§ GIVEN RECORDS
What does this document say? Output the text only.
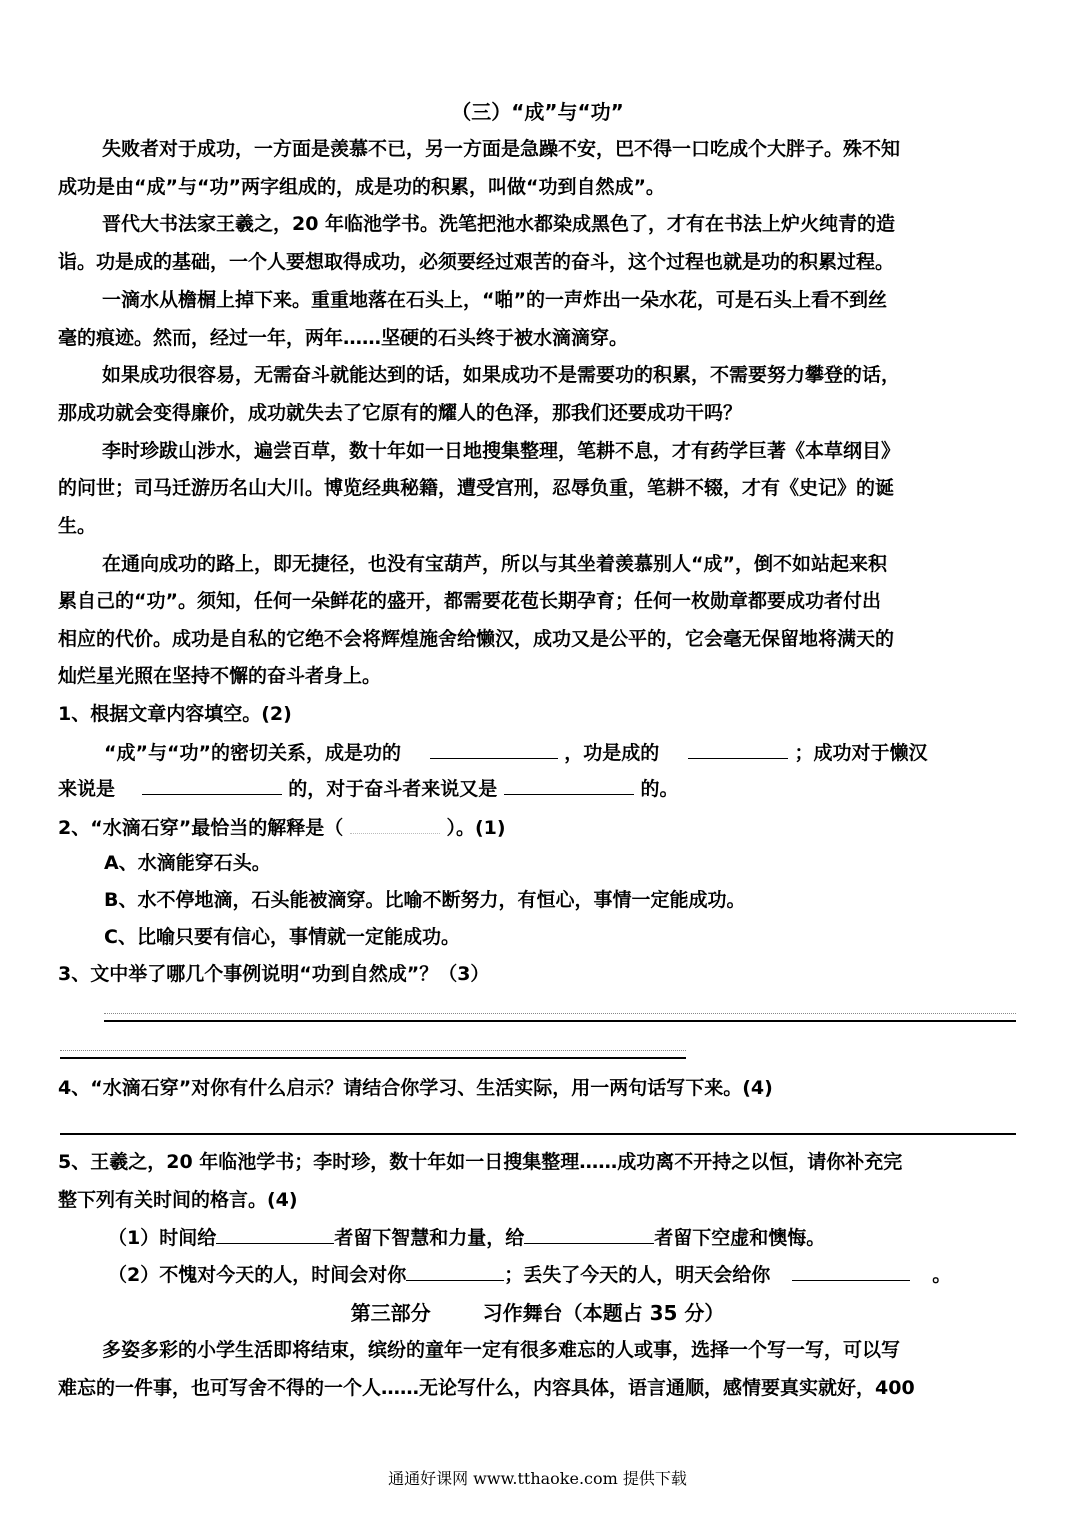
（三）“成”与“功”
失败者对于成功，一方面是羡慕不已，另一方面是急躁不安，巴不得一口吃成个大胖子。殊不知
成功是由“成”与“功”两字组成的，成是功的积累，叫做“功到自然成”。
晋代大书法家王羲之，20 年临池学书。洗笔把池水都染成黑色了，才有在书法上炉火纯青的造
诣。功是成的基础，一个人要想取得成功，必须要经过艰苦的奋斗，这个过程也就是功的积累过程。
一滴水从檐榍上掉下来。重重地落在石头上，“啪”的一声炸出一朵水花，可是石头上看不到丝
毫的痕迹。然而，经过一年，两年……坚硬的石头终于被水滴滴穿。
如果成功很容易，无需奋斗就能达到的话，如果成功不是需要功的积累，不需要努力攀登的话，
那成功就会变得廉价，成功就失去了它原有的耀人的色泽，那我们还要成功干吗？
李时珍跋山涉水，遍尝百草，数十年如一日地搜集整理，笔耕不息，才有药学巨著《本草纲目》
的问世；司马迁游历名山大川。博览经典秘籍，遭受宫刑，忍辱负重，笔耕不辍，才有《史记》的诞
生。
在通向成功的路上，即无捷径，也没有宝葫芦，所以与其坐着羡慕别人“成”，倒不如站起来积
累自己的“功”。须知，任何一朵鲜花的盛开，都需要花苞长期孕育；任何一枚勋章都要成功者付出
相应的代价。成功是自私的它绝不会将辉煌施舍给懒汉，成功又是公平的，它会毫无保留地将满天的
灿烂星光照在坚持不懈的奋斗者身上。
1、根据文章内容填空。(2)
“成”与“功”的密切关系，成是功的	，功是成的	；成功对于懒汉
来说是	的，对于奋斗者来说又是	的。
2、“水滴石穿”最恰当的解释是（	）。(1)
A、水滴能穿石头。
B、水不停地滴，石头能被滴穿。比喻不断努力，有恒心，事情一定能成功。
C、比喻只要有信心，事情就一定能成功。
3、文中举了哪几个事例说明“功到自然成”？（3）
4、“水滴石穿”对你有什么启示？请结合你学习、生活实际，用一两句话写下来。(4)
5、王羲之，20 年临池学书；李时珍，数十年如一日搜集整理……成功离不开持之以恒，请你补充完
整下列有关时间的格言。(4)
（1）时间给	者留下智慧和力量，给	者留下空虚和懊悔。
（2）不愧对今天的人，时间会对你	；丢失了今天的人，明天会给你	。
第三部分	习作舞台（本题占 35 分）
多姿多彩的小学生活即将结束，缤纷的童年一定有很多难忘的人或事，选择一个写一写，可以写
难忘的一件事，也可写舍不得的一个人……无论写什么，内容具体，语言通顺，感情要真实就好，400
通通好课网 www.tthaoke.com 提供下载
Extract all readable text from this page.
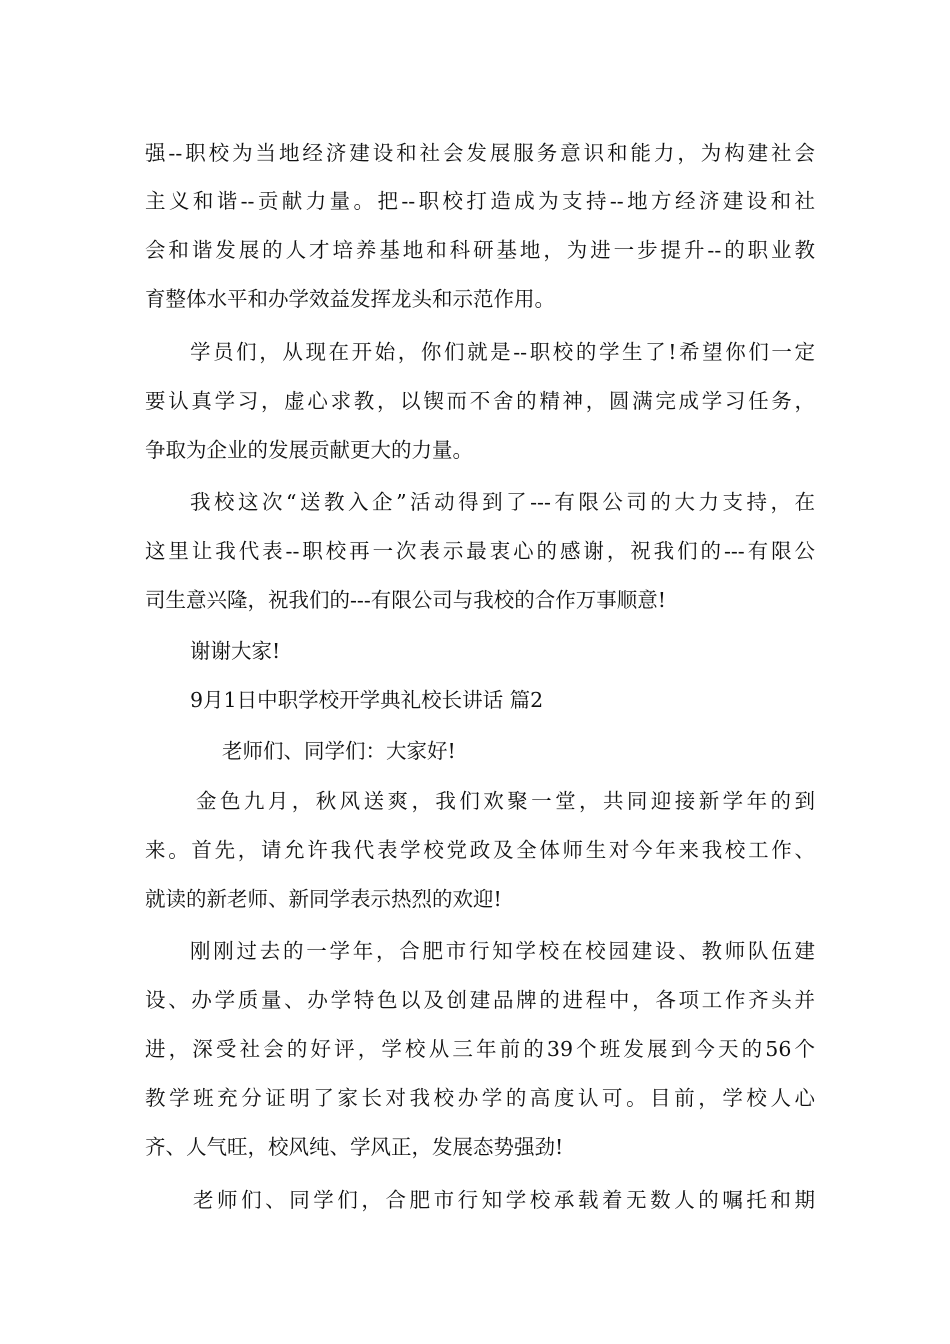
强--职校为当地经济建设和社会发展服务意识和能力，为构建社会
主义和谐--贡献力量。把--职校打造成为支持--地方经济建设和社
会和谐发展的人才培养基地和科研基地，为进一步提升--的职业教
育整体水平和办学效益发挥龙头和示范作用。
学员们，从现在开始，你们就是--职校的学生了!希望你们一定
要认真学习，虚心求教，以锲而不舍的精神，圆满完成学习任务，
争取为企业的发展贡献更大的力量。
我校这次“送教入企”活动得到了---有限公司的大力支持，在
这里让我代表--职校再一次表示最衷心的感谢，祝我们的---有限公
司生意兴隆，祝我们的---有限公司与我校的合作万事顺意!
谢谢大家!
9月1日中职学校开学典礼校长讲话 篇2
老师们、同学们：大家好!
金色九月，秋风送爽，我们欢聚一堂，共同迎接新学年的到
来。首先，请允许我代表学校党政及全体师生对今年来我校工作、
就读的新老师、新同学表示热烈的欢迎!
刚刚过去的一学年，合肥市行知学校在校园建设、教师队伍建
设、办学质量、办学特色以及创建品牌的进程中，各项工作齐头并
进，深受社会的好评，学校从三年前的39个班发展到今天的56个
教学班充分证明了家长对我校办学的高度认可。目前，学校人心
齐、人气旺，校风纯、学风正，发展态势强劲!
老师们、同学们，合肥市行知学校承载着无数人的嘱托和期
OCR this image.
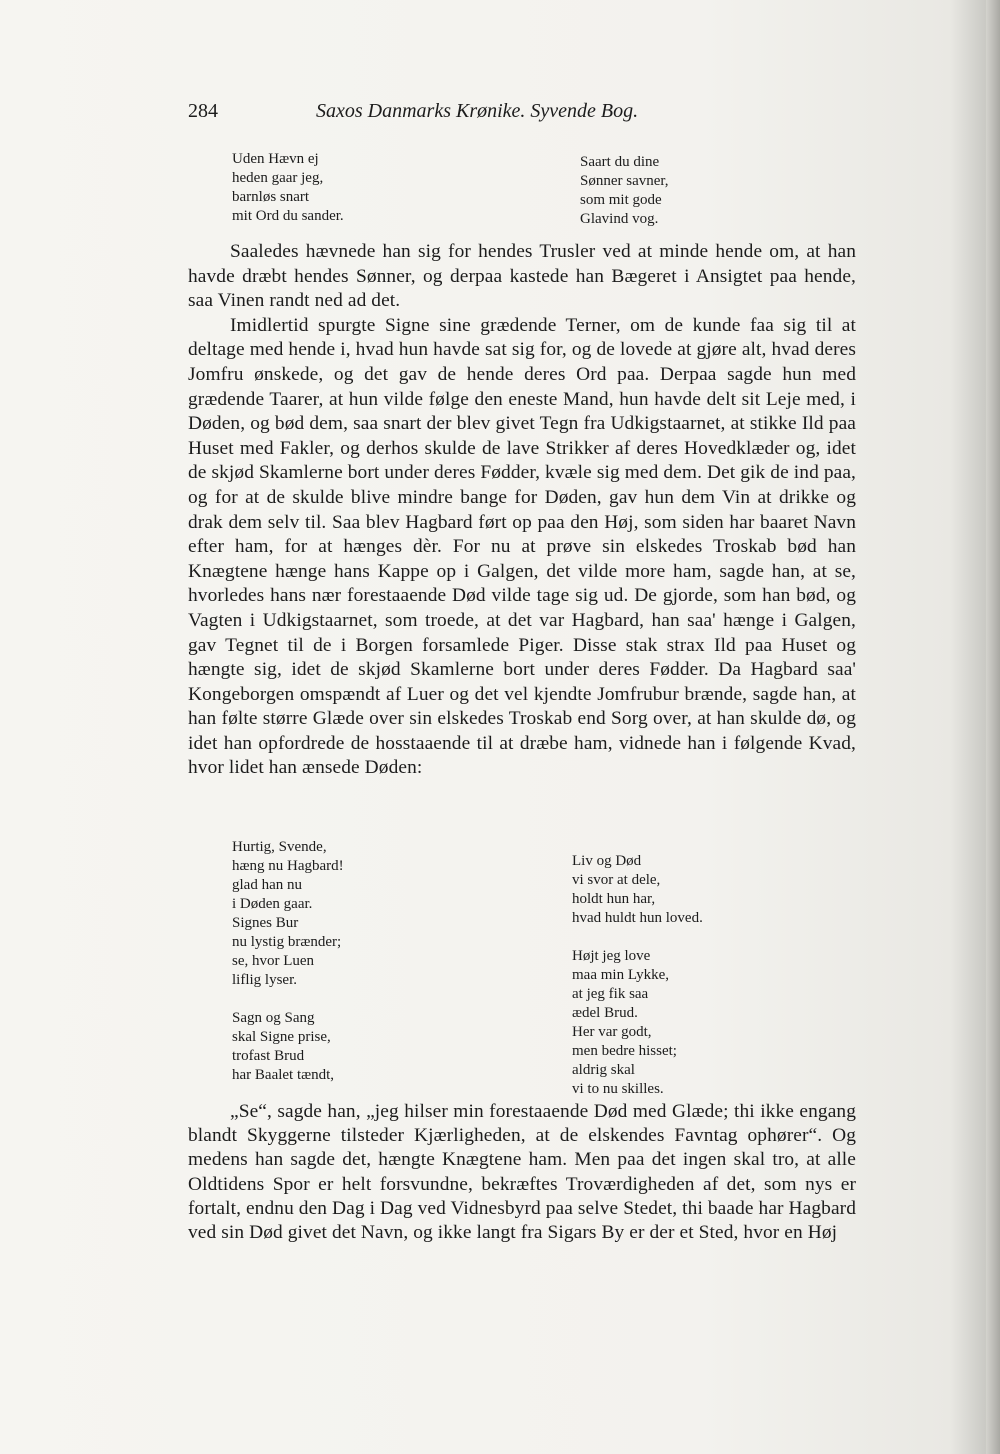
284	Saxos Danmarks Krønike. Syvende Bog.
Uden Hævn ej
heden gaar jeg,
barnløs snart
mit Ord du sander.
Saart du dine
Sønner savner,
som mit gode
Glavind vog.

Saaledes hævnede han sig for hendes Trusler ved at minde hende om, at han havde dræbt hendes Sønner, og derpaa kastede han Bægeret i Ansigtet paa hende, saa Vinen randt ned ad det.

Imidlertid spurgte Signe sine grædende Terner, om de kunde faa sig til at deltage med hende i, hvad hun havde sat sig for, og de lovede at gjøre alt, hvad deres Jomfru ønskede, og det gav de hende deres Ord paa. Derpaa sagde hun med grædende Taarer, at hun vilde følge den eneste Mand, hun havde delt sit Leje med, i Døden, og bød dem, saa snart der blev givet Tegn fra Udkigstaarnet, at stikke Ild paa Huset med Fakler, og derhos skulde de lave Strikker af deres Hovedklæder og, idet de skjød Skamlerne bort under deres Fødder, kvæle sig med dem. Det gik de ind paa, og for at de skulde blive mindre bange for Døden, gav hun dem Vin at drikke og drak dem selv til. Saa blev Hagbard ført op paa den Høj, som siden har baaret Navn efter ham, for at hænges dèr. For nu at prøve sin elskedes Troskab bød han Knægtene hænge hans Kappe op i Galgen, det vilde more ham, sagde han, at se, hvorledes hans nær forestaaende Død vilde tage sig ud. De gjorde, som han bød, og Vagten i Udkigstaarnet, som troede, at det var Hagbard, han saa' hænge i Galgen, gav Tegnet til de i Borgen forsamlede Piger. Disse stak strax Ild paa Huset og hængte sig, idet de skjød Skamlerne bort under deres Fødder. Da Hagbard saa' Kongeborgen omspændt af Luer og det vel kjendte Jomfrubur brænde, sagde han, at han følte større Glæde over sin elskedes Troskab end Sorg over, at han skulde dø, og idet han opfordrede de hosstaaende til at dræbe ham, vidnede han i følgende Kvad, hvor lidet han ænsede Døden:

Hurtig, Svende,
hæng nu Hagbard!
glad han nu
i Døden gaar.
Signes Bur
nu lystig brænder;
se, hvor Luen
liflig lyser.
Sagn og Sang
skal Signe prise,
trofast Brud
har Baalet tændt,
Liv og Død
vi svor at dele,
holdt hun har,
hvad huldt hun loved.
Højt jeg love
maa min Lykke,
at jeg fik saa
ædel Brud.
Her var godt,
men bedre hisset;
aldrig skal
vi to nu skilles.

„Se“, sagde han, „jeg hilser min forestaaende Død med Glæde; thi ikke engang blandt Skyggerne tilsteder Kjærligheden, at de elskendes Favntag ophører“. Og medens han sagde det, hængte Knægtene ham. Men paa det ingen skal tro, at alle Oldtidens Spor er helt forsvundne, bekræftes Troværdigheden af det, som nys er fortalt, endnu den Dag i Dag ved Vidnesbyrd paa selve Stedet, thi baade har Hagbard ved sin Død givet det Navn, og ikke langt fra Sigars By er der et Sted, hvor en Høj
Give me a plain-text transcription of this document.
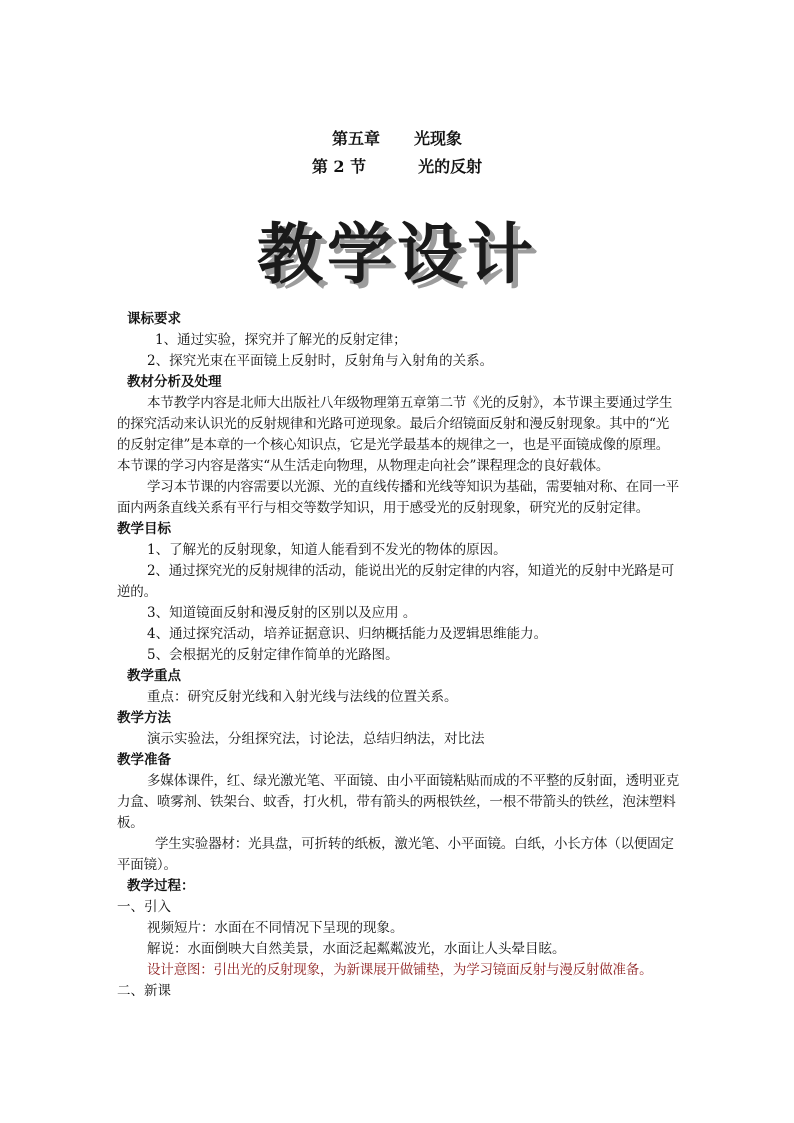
第五章 光现象
第 2 节	光的反射
教学设计

课标要求

1、通过实验，探究并了解光的反射定律；

2、探究光束在平面镜上反射时，反射角与入射角的关系。

教材分析及处理

本节教学内容是北师大出版社八年级物理第五章第二节《光的反射》，本节课主要通过学生的探究活动来认识光的反射规律和光路可逆现象。最后介绍镜面反射和漫反射现象。其中的“光的反射定律”是本章的一个核心知识点，它是光学最基本的规律之一，也是平面镜成像的原理。本节课的学习内容是落实“从生活走向物理，从物理走向社会”课程理念的良好载体。

学习本节课的内容需要以光源、光的直线传播和光线等知识为基础，需要轴对称、在同一平面内两条直线关系有平行与相交等数学知识，用于感受光的反射现象，研究光的反射定律。

教学目标

1、了解光的反射现象，知道人能看到不发光的物体的原因。

2、通过探究光的反射规律的活动，能说出光的反射定律的内容，知道光的反射中光路是可逆的。

3、知道镜面反射和漫反射的区别以及应用 。

4、通过探究活动，培养证据意识、归纳概括能力及逻辑思维能力。

5、会根据光的反射定律作简单的光路图。

教学重点

重点：研究反射光线和入射光线与法线的位置关系。

教学方法

演示实验法，分组探究法，讨论法，总结归纳法，对比法

教学准备

多媒体课件，红、绿光激光笔、平面镜、由小平面镜粘贴而成的不平整的反射面，透明亚克力盒、喷雾剂、铁架台、蚊香，打火机，带有箭头的两根铁丝，一根不带箭头的铁丝，泡沫塑料板。

学生实验器材：光具盘，可折转的纸板，激光笔、小平面镜。白纸，小长方体（以便固定平面镜）。

教学过程：

一、引入

视频短片：水面在不同情况下呈现的现象。

解说：水面倒映大自然美景，水面泛起粼粼波光，水面让人头晕目眩。

设计意图：引出光的反射现象，为新课展开做铺垫，为学习镜面反射与漫反射做准备。

二、新课
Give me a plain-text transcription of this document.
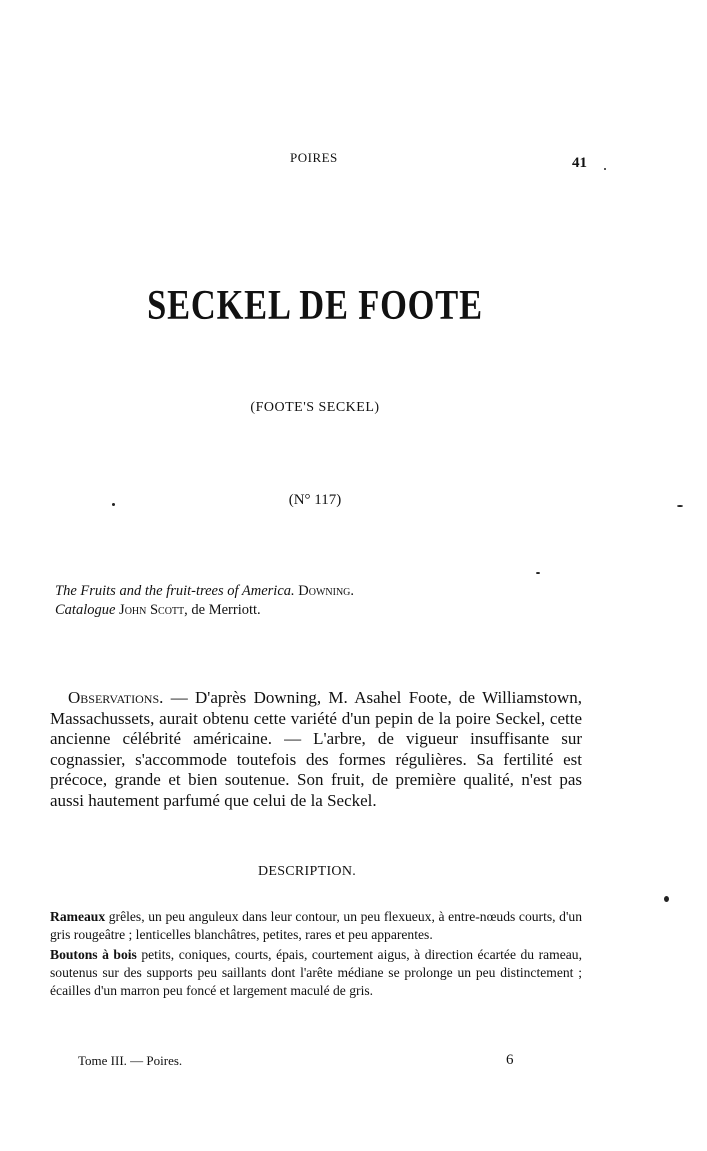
POIRES	41
SECKEL DE FOOTE
(FOOTE'S SECKEL)
(N° 117)
The Fruits and the fruit-trees of America. Downing.
Catalogue John Scott, de Merriott.
Observations. — D'après Downing, M. Asahel Foote, de Williamstown, Massachussets, aurait obtenu cette variété d'un pepin de la poire Seckel, cette ancienne célébrité américaine. — L'arbre, de vigueur insuffisante sur cognassier, s'accommode toutefois des formes régulières. Sa fertilité est précoce, grande et bien soutenue. Son fruit, de première qualité, n'est pas aussi hautement parfumé que celui de la Seckel.
DESCRIPTION.

Rameaux grêles, un peu anguleux dans leur contour, un peu flexueux, à entre-nœuds courts, d'un gris rougeâtre ; lenticelles blanchâtres, petites, rares et peu apparentes.

Boutons à bois petits, coniques, courts, épais, courtement aigus, à direction écartée du rameau, soutenus sur des supports peu saillants dont l'arête médiane se prolonge un peu distinctement ; écailles d'un marron peu foncé et largement maculé de gris.

Tome III. — Poires.	6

§ SHORT EXERCISE
Each line containing "祝我们的" counts once; state the total number of such lines and nothing else.

§ FULL SOLUTION
2